--- Data extract ---

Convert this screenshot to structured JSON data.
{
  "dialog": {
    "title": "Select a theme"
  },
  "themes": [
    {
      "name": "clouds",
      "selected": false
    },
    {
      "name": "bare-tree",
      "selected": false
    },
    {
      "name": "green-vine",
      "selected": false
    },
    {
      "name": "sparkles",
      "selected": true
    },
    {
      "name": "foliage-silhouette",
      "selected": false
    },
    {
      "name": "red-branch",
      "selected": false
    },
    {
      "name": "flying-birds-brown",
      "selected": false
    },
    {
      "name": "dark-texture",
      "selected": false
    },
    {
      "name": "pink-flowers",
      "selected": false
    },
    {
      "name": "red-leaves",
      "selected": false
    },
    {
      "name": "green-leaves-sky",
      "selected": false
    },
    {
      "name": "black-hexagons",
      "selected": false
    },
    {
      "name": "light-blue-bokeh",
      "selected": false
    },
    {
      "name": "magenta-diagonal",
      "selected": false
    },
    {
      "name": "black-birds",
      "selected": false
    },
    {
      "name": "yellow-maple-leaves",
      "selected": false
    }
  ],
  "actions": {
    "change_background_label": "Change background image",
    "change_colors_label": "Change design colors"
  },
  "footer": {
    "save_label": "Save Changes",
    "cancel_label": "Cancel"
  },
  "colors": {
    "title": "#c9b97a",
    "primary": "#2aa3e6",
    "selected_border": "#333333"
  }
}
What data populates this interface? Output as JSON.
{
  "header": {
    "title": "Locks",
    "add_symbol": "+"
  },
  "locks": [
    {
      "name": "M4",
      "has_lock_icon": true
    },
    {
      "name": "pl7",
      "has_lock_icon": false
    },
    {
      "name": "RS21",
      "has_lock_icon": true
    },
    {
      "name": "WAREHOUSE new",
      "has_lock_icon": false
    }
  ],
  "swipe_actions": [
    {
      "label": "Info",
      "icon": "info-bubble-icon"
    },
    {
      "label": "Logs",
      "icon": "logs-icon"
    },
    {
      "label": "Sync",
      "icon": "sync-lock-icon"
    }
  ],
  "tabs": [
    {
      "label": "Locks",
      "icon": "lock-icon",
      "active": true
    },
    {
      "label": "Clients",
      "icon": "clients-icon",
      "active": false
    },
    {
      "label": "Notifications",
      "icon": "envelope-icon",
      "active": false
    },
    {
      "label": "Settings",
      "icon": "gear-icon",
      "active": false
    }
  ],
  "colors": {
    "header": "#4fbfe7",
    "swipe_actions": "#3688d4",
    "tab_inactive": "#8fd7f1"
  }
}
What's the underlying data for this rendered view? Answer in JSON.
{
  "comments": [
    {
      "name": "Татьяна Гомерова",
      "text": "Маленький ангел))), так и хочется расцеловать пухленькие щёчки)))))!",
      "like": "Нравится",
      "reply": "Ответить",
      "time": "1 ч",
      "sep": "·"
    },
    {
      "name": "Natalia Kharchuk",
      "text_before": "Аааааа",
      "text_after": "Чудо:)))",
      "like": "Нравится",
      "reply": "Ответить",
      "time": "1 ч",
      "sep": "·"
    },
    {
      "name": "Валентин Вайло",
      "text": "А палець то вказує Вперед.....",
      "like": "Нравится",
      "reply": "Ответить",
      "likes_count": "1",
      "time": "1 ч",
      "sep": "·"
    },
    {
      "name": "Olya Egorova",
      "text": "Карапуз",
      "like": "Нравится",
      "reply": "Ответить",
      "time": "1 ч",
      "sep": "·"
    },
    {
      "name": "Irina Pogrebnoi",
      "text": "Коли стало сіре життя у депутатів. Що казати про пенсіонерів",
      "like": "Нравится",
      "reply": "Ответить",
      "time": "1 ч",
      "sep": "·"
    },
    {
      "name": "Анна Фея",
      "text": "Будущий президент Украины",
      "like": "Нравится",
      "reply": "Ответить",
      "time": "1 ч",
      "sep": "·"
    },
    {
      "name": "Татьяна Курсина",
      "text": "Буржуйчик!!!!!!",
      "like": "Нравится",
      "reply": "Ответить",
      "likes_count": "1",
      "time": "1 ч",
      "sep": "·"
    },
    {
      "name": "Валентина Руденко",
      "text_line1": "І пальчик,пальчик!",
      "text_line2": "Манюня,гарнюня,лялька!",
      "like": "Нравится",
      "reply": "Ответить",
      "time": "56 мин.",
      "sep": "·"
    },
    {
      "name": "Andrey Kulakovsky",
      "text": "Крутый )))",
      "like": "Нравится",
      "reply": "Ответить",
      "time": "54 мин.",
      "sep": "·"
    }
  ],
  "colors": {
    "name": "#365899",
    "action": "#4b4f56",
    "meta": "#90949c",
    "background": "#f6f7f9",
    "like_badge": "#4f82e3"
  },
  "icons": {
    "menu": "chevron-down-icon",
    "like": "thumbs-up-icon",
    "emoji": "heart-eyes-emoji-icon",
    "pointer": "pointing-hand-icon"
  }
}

---

▶ **What the task asks**:
From the entries above, collect every line with the string "birds" in it.

▶ **The output**:
      "name": "flying-birds-brown",
      "name": "black-birds",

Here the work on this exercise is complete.